■ Exercise material
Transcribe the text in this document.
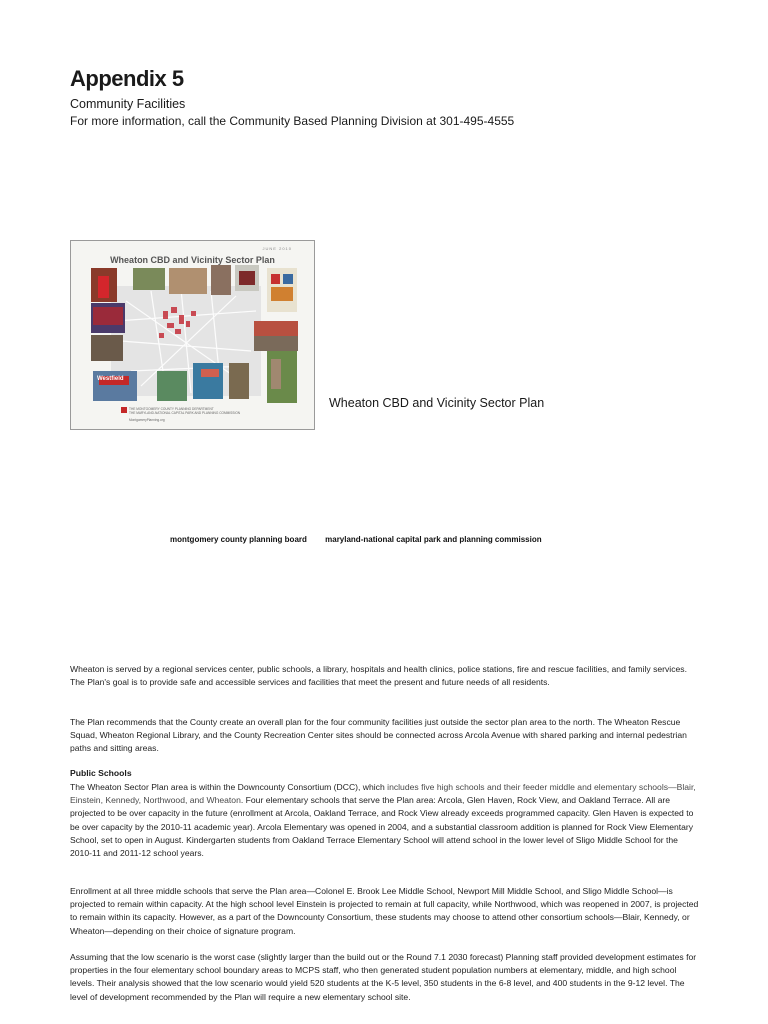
Appendix 5
Community Facilities
For more information, call the Community Based Planning Division at 301-495-4555
JUNE 2010
Wheaton CBD and Vicinity Sector Plan
THE MONTGOMERY COUNTY PLANNING DEPARTMENT
THE MARYLAND-NATIONAL CAPITAL PARK AND PLANNING COMMISSION
MontgomeryPlanning.org
Westfield
Wheaton CBD and Vicinity Sector Plan
montgomery county planning board maryland-national capital park and planning commission
Wheaton is served by a regional services center, public schools, a library, hospitals and health clinics, police stations, fire and rescue facilities, and family services. The Plan's goal is to provide safe and accessible services and facilities that meet the present and future needs of all residents.
The Plan recommends that the County create an overall plan for the four community facilities just outside the sector plan area to the north. The Wheaton Rescue Squad, Wheaton Regional Library, and the County Recreation Center sites should be connected across Arcola Avenue with shared parking and internal pedestrian paths and sitting areas.
Public Schools
The Wheaton Sector Plan area is within the Downcounty Consortium (DCC), which includes five high schools and their feeder middle and elementary schools—Blair, Einstein, Kennedy, Northwood, and Wheaton. Four elementary schools that serve the Plan area: Arcola, Glen Haven, Rock View, and Oakland Terrace. All are projected to be over capacity in the future (enrollment at Arcola, Oakland Terrace, and Rock View already exceeds programmed capacity. Glen Haven is expected to be over capacity by the 2010-11 academic year). Arcola Elementary was opened in 2004, and a substantial classroom addition is planned for Rock View Elementary School, set to open in August. Kindergarten students from Oakland Terrace Elementary School will attend school in the lower level of Sligo Middle School for the 2010-11 and 2011-12 school years.
Enrollment at all three middle schools that serve the Plan area—Colonel E. Brook Lee Middle School, Newport Mill Middle School, and Sligo Middle School—is projected to remain within capacity. At the high school level Einstein is projected to remain at full capacity, while Northwood, which was reopened in 2007, is projected to remain within its capacity. However, as a part of the Downcounty Consortium, these students may choose to attend other consortium schools—Blair, Kennedy, or Wheaton—depending on their choice of signature program.
Assuming that the low scenario is the worst case (slightly larger than the build out or the Round 7.1 2030 forecast) Planning staff provided development estimates for properties in the four elementary school boundary areas to MCPS staff, who then generated student population numbers at elementary, middle, and high school levels. Their analysis showed that the low scenario would yield 520 students at the K-5 level, 350 students in the 6-8 level, and 400 students in the 9-12 level. The level of development recommended by the Plan will require a new elementary school site.
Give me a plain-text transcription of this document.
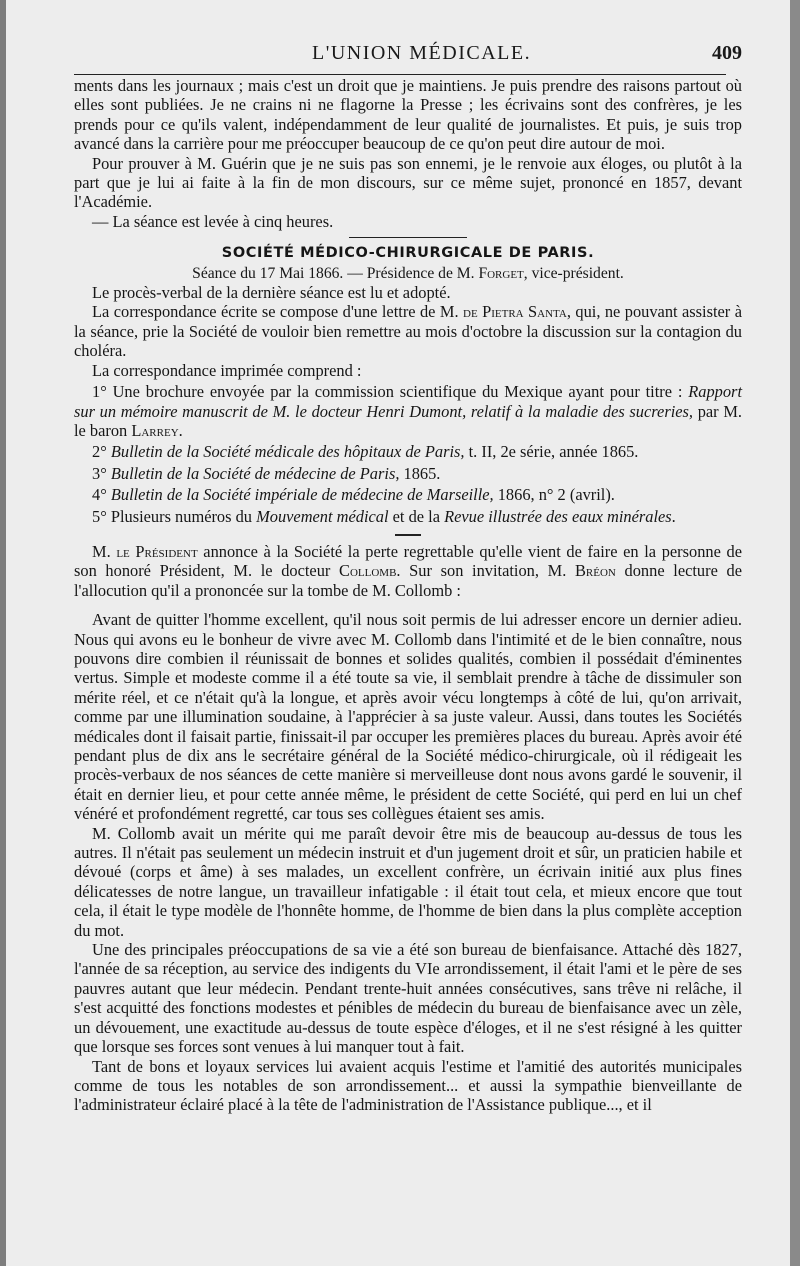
L'UNION MÉDICALE.	409

ments dans les journaux ; mais c'est un droit que je maintiens. Je puis prendre des raisons partout où elles sont publiées. Je ne crains ni ne flagorne la Presse ; les écrivains sont des confrères, je les prends pour ce qu'ils valent, indépendamment de leur qualité de journalistes. Et puis, je suis trop avancé dans la carrière pour me préoccuper beaucoup de ce qu'on peut dire autour de moi.

Pour prouver à M. Guérin que je ne suis pas son ennemi, je le renvoie aux éloges, ou plutôt à la part que je lui ai faite à la fin de mon discours, sur ce même sujet, prononcé en 1857, devant l'Académie.

— La séance est levée à cinq heures.

SOCIÉTÉ MÉDICO-CHIRURGICALE DE PARIS.

Séance du 17 Mai 1866. — Présidence de M. Forget, vice-président.

Le procès-verbal de la dernière séance est lu et adopté.

La correspondance écrite se compose d'une lettre de M. de Pietra Santa, qui, ne pouvant assister à la séance, prie la Société de vouloir bien remettre au mois d'octobre la discussion sur la contagion du choléra.

La correspondance imprimée comprend :

1° Une brochure envoyée par la commission scientifique du Mexique ayant pour titre : Rapport sur un mémoire manuscrit de M. le docteur Henri Dumont, relatif à la maladie des sucreries, par M. le baron Larrey.

2° Bulletin de la Société médicale des hôpitaux de Paris, t. II, 2e série, année 1865.

3° Bulletin de la Société de médecine de Paris, 1865.

4° Bulletin de la Société impériale de médecine de Marseille, 1866, n° 2 (avril).

5° Plusieurs numéros du Mouvement médical et de la Revue illustrée des eaux minérales.

M. le Président annonce à la Société la perte regrettable qu'elle vient de faire en la personne de son honoré Président, M. le docteur Collomb. Sur son invitation, M. Bréon donne lecture de l'allocution qu'il a prononcée sur la tombe de M. Collomb :

Avant de quitter l'homme excellent, qu'il nous soit permis de lui adresser encore un dernier adieu. Nous qui avons eu le bonheur de vivre avec M. Collomb dans l'intimité et de le bien connaître, nous pouvons dire combien il réunissait de bonnes et solides qualités, combien il possédait d'éminentes vertus. Simple et modeste comme il a été toute sa vie, il semblait prendre à tâche de dissimuler son mérite réel, et ce n'était qu'à la longue, et après avoir vécu longtemps à côté de lui, qu'on arrivait, comme par une illumination soudaine, à l'apprécier à sa juste valeur. Aussi, dans toutes les Sociétés médicales dont il faisait partie, finissait-il par occuper les premières places du bureau. Après avoir été pendant plus de dix ans le secrétaire général de la Société médico-chirurgicale, où il rédigeait les procès-verbaux de nos séances de cette manière si merveilleuse dont nous avons gardé le souvenir, il était en dernier lieu, et pour cette année même, le président de cette Société, qui perd en lui un chef vénéré et profondément regretté, car tous ses collègues étaient ses amis.

M. Collomb avait un mérite qui me paraît devoir être mis de beaucoup au-dessus de tous les autres. Il n'était pas seulement un médecin instruit et d'un jugement droit et sûr, un praticien habile et dévoué (corps et âme) à ses malades, un excellent confrère, un écrivain initié aux plus fines délicatesses de notre langue, un travailleur infatigable : il était tout cela, et mieux encore que tout cela, il était le type modèle de l'honnête homme, de l'homme de bien dans la plus complète acception du mot.

Une des principales préoccupations de sa vie a été son bureau de bienfaisance. Attaché dès 1827, l'année de sa réception, au service des indigents du VIe arrondissement, il était l'ami et le père de ses pauvres autant que leur médecin. Pendant trente-huit années consécutives, sans trêve ni relâche, il s'est acquitté des fonctions modestes et pénibles de médecin du bureau de bienfaisance avec un zèle, un dévouement, une exactitude au-dessus de toute espèce d'éloges, et il ne s'est résigné à les quitter que lorsque ses forces sont venues à lui manquer tout à fait.

Tant de bons et loyaux services lui avaient acquis l'estime et l'amitié des autorités municipales comme de tous les notables de son arrondissement... et aussi la sympathie bienveillante de l'administrateur éclairé placé à la tête de l'administration de l'Assistance publique..., et il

■ Exercise
All entries must be written out again exactly as given, with no pictures in the copy.

■ Right answer
Transcribe the text in this document.
Appendix 5
Community Facilities
For more information, call the Community Based Planning Division at 301-495-4555
JUNE 2010
Wheaton CBD and Vicinity Sector Plan
THE MONTGOMERY COUNTY PLANNING DEPARTMENT
THE MARYLAND-NATIONAL CAPITAL PARK AND PLANNING COMMISSION
MontgomeryPlanning.org
Westfield
Wheaton CBD and Vicinity Sector Plan
montgomery county planning board maryland-national capital park and planning commission
Wheaton is served by a regional services center, public schools, a library, hospitals and health clinics, police stations, fire and rescue facilities, and family services. The Plan's goal is to provide safe and accessible services and facilities that meet the present and future needs of all residents.
The Plan recommends that the County create an overall plan for the four community facilities just outside the sector plan area to the north. The Wheaton Rescue Squad, Wheaton Regional Library, and the County Recreation Center sites should be connected across Arcola Avenue with shared parking and internal pedestrian paths and sitting areas.
Public Schools
The Wheaton Sector Plan area is within the Downcounty Consortium (DCC), which includes five high schools and their feeder middle and elementary schools—Blair, Einstein, Kennedy, Northwood, and Wheaton. Four elementary schools that serve the Plan area: Arcola, Glen Haven, Rock View, and Oakland Terrace. All are projected to be over capacity in the future (enrollment at Arcola, Oakland Terrace, and Rock View already exceeds programmed capacity. Glen Haven is expected to be over capacity by the 2010-11 academic year). Arcola Elementary was opened in 2004, and a substantial classroom addition is planned for Rock View Elementary School, set to open in August. Kindergarten students from Oakland Terrace Elementary School will attend school in the lower level of Sligo Middle School for the 2010-11 and 2011-12 school years.
Enrollment at all three middle schools that serve the Plan area—Colonel E. Brook Lee Middle School, Newport Mill Middle School, and Sligo Middle School—is projected to remain within capacity. At the high school level Einstein is projected to remain at full capacity, while Northwood, which was reopened in 2007, is projected to remain within its capacity. However, as a part of the Downcounty Consortium, these students may choose to attend other consortium schools—Blair, Kennedy, or Wheaton—depending on their choice of signature program.
Assuming that the low scenario is the worst case (slightly larger than the build out or the Round 7.1 2030 forecast) Planning staff provided development estimates for properties in the four elementary school boundary areas to MCPS staff, who then generated student population numbers at elementary, middle, and high school levels. Their analysis showed that the low scenario would yield 520 students at the K-5 level, 350 students in the 6-8 level, and 400 students in the 9-12 level. The level of development recommended by the Plan will require a new elementary school site.
Give me a plain-text transcription of this document.
L'UNION MÉDICALE.	409

ments dans les journaux ; mais c'est un droit que je maintiens. Je puis prendre des raisons partout où elles sont publiées. Je ne crains ni ne flagorne la Presse ; les écrivains sont des confrères, je les prends pour ce qu'ils valent, indépendamment de leur qualité de journalistes. Et puis, je suis trop avancé dans la carrière pour me préoccuper beaucoup de ce qu'on peut dire autour de moi.

Pour prouver à M. Guérin que je ne suis pas son ennemi, je le renvoie aux éloges, ou plutôt à la part que je lui ai faite à la fin de mon discours, sur ce même sujet, prononcé en 1857, devant l'Académie.

— La séance est levée à cinq heures.

SOCIÉTÉ MÉDICO-CHIRURGICALE DE PARIS.

Séance du 17 Mai 1866. — Présidence de M. Forget, vice-président.

Le procès-verbal de la dernière séance est lu et adopté.

La correspondance écrite se compose d'une lettre de M. de Pietra Santa, qui, ne pouvant assister à la séance, prie la Société de vouloir bien remettre au mois d'octobre la discussion sur la contagion du choléra.

La correspondance imprimée comprend :

1° Une brochure envoyée par la commission scientifique du Mexique ayant pour titre : Rapport sur un mémoire manuscrit de M. le docteur Henri Dumont, relatif à la maladie des sucreries, par M. le baron Larrey.

2° Bulletin de la Société médicale des hôpitaux de Paris, t. II, 2e série, année 1865.

3° Bulletin de la Société de médecine de Paris, 1865.

4° Bulletin de la Société impériale de médecine de Marseille, 1866, n° 2 (avril).

5° Plusieurs numéros du Mouvement médical et de la Revue illustrée des eaux minérales.

M. le Président annonce à la Société la perte regrettable qu'elle vient de faire en la personne de son honoré Président, M. le docteur Collomb. Sur son invitation, M. Bréon donne lecture de l'allocution qu'il a prononcée sur la tombe de M. Collomb :

Avant de quitter l'homme excellent, qu'il nous soit permis de lui adresser encore un dernier adieu. Nous qui avons eu le bonheur de vivre avec M. Collomb dans l'intimité et de le bien connaître, nous pouvons dire combien il réunissait de bonnes et solides qualités, combien il possédait d'éminentes vertus. Simple et modeste comme il a été toute sa vie, il semblait prendre à tâche de dissimuler son mérite réel, et ce n'était qu'à la longue, et après avoir vécu longtemps à côté de lui, qu'on arrivait, comme par une illumination soudaine, à l'apprécier à sa juste valeur. Aussi, dans toutes les Sociétés médicales dont il faisait partie, finissait-il par occuper les premières places du bureau. Après avoir été pendant plus de dix ans le secrétaire général de la Société médico-chirurgicale, où il rédigeait les procès-verbaux de nos séances de cette manière si merveilleuse dont nous avons gardé le souvenir, il était en dernier lieu, et pour cette année même, le président de cette Société, qui perd en lui un chef vénéré et profondément regretté, car tous ses collègues étaient ses amis.

M. Collomb avait un mérite qui me paraît devoir être mis de beaucoup au-dessus de tous les autres. Il n'était pas seulement un médecin instruit et d'un jugement droit et sûr, un praticien habile et dévoué (corps et âme) à ses malades, un excellent confrère, un écrivain initié aux plus fines délicatesses de notre langue, un travailleur infatigable : il était tout cela, et mieux encore que tout cela, il était le type modèle de l'honnête homme, de l'homme de bien dans la plus complète acception du mot.

Une des principales préoccupations de sa vie a été son bureau de bienfaisance. Attaché dès 1827, l'année de sa réception, au service des indigents du VIe arrondissement, il était l'ami et le père de ses pauvres autant que leur médecin. Pendant trente-huit années consécutives, sans trêve ni relâche, il s'est acquitté des fonctions modestes et pénibles de médecin du bureau de bienfaisance avec un zèle, un dévouement, une exactitude au-dessus de toute espèce d'éloges, et il ne s'est résigné à les quitter que lorsque ses forces sont venues à lui manquer tout à fait.

Tant de bons et loyaux services lui avaient acquis l'estime et l'amitié des autorités municipales comme de tous les notables de son arrondissement... et aussi la sympathie bienveillante de l'administrateur éclairé placé à la tête de l'administration de l'Assistance publique..., et il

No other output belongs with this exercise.